Parts of the exercise
[a] Answer these questions about the text on the employment alliance for eastern Germany:
(i) By what name is the alliance known?
(ii) Which organization goes by the short form DAG?
(iii) How many new jobs does the alliance aim to create in each of the following years?
[b] Write the next part of the text on the employment alliance for eastern Germany, picking up after its last sentence.

Tripartite agreement on Employment Alliance for eastern Germany
On 22 May 1997, Federal Government, trade and employers' associations, and trade unions agreed on an employment alliance known as the Joint initiative for more jobs in eastern Germany.
On 22 May 1997, a new employment alliance for eastern Germany was concluded between the German Federal Government, the German Trade Union Federation (DGB), the German Salaried Employees' Union (DAG), the Confederation of German Employers' Associations (BDA), the Confederation of German Industries (BDI), the German Association of Chambers of Commerce (DIHT), the Central Association of German Crafts (ZDH) and the Associations of the Credit Institutions (Kreditgewerbe). Its primary objectives are to: speed up the transformation process of the eastern German economy; boost growth; reduce unit labour costs; stabilise employment in 1997 at the level of 1996; and create 100,000 new jobs in each of the following years.

Given records
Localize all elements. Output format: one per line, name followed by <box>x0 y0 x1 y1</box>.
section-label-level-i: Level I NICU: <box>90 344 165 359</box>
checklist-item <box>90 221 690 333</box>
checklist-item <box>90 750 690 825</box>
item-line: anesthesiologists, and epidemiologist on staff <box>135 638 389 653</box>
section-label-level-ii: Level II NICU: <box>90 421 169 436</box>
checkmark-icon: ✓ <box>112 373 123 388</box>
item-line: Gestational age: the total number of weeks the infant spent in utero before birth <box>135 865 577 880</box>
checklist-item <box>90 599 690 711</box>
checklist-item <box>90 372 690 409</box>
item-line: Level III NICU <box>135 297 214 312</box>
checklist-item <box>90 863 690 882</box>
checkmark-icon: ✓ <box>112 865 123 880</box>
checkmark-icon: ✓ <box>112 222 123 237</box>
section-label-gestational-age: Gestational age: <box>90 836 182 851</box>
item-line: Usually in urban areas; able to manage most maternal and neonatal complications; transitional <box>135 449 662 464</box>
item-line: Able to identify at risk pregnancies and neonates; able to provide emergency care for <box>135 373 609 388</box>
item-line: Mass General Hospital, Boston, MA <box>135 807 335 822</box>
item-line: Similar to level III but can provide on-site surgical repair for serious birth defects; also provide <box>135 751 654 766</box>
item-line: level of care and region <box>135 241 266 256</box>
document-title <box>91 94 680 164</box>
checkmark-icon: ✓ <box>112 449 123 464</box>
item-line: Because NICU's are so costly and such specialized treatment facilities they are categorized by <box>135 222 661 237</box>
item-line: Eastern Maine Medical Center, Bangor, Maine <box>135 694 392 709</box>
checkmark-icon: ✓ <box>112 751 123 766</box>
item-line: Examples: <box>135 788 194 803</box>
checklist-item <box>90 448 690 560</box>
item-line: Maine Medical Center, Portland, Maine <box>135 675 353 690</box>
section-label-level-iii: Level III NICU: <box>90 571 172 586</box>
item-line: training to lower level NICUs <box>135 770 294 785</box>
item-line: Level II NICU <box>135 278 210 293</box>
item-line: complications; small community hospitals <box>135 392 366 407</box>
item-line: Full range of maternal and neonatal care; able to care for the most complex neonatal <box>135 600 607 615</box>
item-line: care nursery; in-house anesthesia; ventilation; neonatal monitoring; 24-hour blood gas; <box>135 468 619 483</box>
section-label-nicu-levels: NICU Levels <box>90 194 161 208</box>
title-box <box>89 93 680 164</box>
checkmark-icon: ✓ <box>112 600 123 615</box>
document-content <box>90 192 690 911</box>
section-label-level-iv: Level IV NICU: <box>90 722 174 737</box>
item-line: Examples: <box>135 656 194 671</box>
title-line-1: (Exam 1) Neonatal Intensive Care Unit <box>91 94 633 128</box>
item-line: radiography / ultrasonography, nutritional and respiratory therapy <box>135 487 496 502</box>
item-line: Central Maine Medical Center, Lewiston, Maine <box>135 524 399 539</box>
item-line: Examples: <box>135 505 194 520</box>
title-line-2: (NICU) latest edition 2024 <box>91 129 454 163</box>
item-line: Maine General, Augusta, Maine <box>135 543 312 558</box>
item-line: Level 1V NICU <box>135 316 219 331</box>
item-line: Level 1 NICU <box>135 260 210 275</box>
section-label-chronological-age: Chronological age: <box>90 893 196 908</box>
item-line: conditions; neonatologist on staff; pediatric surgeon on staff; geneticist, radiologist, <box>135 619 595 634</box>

Answers to the exercises
[a]
(i) The Joint initiative for more jobs in eastern Germany
(ii) The German Salaried Employees' Union
(iii) 100,000

[b]
Among other measures to be implemented by the state and the private sector, the Joint initiative for more jobs in eastern Germany (Gemeinsame Initiative für mehr Arbeitsplätze in Ostdeutschland) provides for several guidelines regarding industrial relations in eastern Germany. In order to preserve and create jobs the signatories agreed the following.
- Collective bargaining policy, especially collective wage bargaining, must pay due regard to employment, and to the particular economic and commercial circumstances of the individual firm. This will be achieved by the reform of the existing industry-level collective bargaining system. Furthermore, the bargaining partners will jointly search for solutions to close the unit labour cost-gap between eastern and western Germany.
- In collective bargaining, the bargaining partners will provide for special regulations regarding small and medium-sized enterprises, employment pacts, the taking on of vocational trainees, the creation of part-time jobs, and long-term policies such as profit-sharing plans in order to stabilise labour costs
- The social partners will increasingly make use of more flexible working time arrangements, such as working time accounts. In addition, they will support the integration of long-term unemployed, people and new and re-entrants into the labour market, by special regulations.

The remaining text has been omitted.